| Rows from a dataset |
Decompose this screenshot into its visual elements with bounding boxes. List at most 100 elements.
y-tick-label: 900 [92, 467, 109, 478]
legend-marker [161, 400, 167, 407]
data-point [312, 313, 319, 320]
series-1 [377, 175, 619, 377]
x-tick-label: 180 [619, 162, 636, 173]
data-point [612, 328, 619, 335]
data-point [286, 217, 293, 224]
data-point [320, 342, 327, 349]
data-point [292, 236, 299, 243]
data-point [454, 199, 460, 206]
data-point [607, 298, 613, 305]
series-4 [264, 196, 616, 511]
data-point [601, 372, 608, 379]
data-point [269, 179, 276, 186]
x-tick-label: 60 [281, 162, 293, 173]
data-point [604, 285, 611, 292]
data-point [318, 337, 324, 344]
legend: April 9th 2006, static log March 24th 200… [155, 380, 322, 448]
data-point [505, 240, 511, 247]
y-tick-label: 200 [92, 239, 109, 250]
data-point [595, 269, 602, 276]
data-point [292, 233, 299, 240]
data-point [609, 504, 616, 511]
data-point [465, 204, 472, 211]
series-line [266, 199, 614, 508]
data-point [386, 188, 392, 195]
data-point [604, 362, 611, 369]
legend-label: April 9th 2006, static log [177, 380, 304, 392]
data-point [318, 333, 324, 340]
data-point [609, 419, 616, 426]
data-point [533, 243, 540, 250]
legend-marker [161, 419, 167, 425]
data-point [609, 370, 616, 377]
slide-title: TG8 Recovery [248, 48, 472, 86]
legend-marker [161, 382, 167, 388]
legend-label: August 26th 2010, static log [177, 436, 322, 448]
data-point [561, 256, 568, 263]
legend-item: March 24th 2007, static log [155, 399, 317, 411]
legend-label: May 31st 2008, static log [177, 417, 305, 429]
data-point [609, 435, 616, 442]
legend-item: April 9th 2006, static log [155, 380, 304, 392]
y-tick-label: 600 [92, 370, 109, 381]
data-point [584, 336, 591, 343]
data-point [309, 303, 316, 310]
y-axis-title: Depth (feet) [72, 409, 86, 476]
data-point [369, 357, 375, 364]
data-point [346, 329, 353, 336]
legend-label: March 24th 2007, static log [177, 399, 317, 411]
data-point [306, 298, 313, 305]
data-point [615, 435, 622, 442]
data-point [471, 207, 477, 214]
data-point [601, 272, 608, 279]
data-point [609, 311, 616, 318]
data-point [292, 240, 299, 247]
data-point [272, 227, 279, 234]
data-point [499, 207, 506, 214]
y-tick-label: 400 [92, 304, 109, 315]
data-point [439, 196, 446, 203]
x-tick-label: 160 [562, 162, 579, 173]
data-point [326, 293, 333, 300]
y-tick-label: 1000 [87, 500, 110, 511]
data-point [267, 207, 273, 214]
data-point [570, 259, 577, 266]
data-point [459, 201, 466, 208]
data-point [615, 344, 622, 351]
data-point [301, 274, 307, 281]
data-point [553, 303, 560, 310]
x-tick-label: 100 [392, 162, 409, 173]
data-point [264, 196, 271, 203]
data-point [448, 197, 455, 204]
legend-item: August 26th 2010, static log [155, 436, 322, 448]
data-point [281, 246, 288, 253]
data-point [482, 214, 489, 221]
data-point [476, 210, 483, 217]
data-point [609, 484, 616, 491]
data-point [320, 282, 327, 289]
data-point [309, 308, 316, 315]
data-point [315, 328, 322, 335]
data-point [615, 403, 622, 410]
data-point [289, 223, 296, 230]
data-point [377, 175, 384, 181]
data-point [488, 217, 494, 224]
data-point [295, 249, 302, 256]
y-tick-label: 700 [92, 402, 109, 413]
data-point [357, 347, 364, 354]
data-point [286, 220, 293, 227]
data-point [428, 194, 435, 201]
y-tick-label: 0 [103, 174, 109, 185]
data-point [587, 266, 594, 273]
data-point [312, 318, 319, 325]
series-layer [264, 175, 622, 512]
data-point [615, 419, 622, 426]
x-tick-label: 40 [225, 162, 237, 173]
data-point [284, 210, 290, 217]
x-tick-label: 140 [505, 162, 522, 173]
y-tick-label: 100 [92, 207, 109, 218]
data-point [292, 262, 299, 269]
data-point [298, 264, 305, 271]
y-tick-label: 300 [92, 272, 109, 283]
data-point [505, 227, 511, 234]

| Exercise task |
Return the lines of the data above verbatim, from its first line through the line containing "data-point [318, 337, 324, 344]", including both ends.

| Exercise solution |
Decompose this screenshot into its visual elements with bounding boxes. List at most 100 elements.
y-tick-label: 900 [92, 467, 109, 478]
legend-marker [161, 400, 167, 407]
data-point [312, 313, 319, 320]
series-1 [377, 175, 619, 377]
x-tick-label: 180 [619, 162, 636, 173]
data-point [612, 328, 619, 335]
data-point [286, 217, 293, 224]
data-point [320, 342, 327, 349]
data-point [292, 236, 299, 243]
data-point [454, 199, 460, 206]
data-point [607, 298, 613, 305]
series-4 [264, 196, 616, 511]
data-point [601, 372, 608, 379]
data-point [269, 179, 276, 186]
x-tick-label: 60 [281, 162, 293, 173]
data-point [604, 285, 611, 292]
data-point [318, 337, 324, 344]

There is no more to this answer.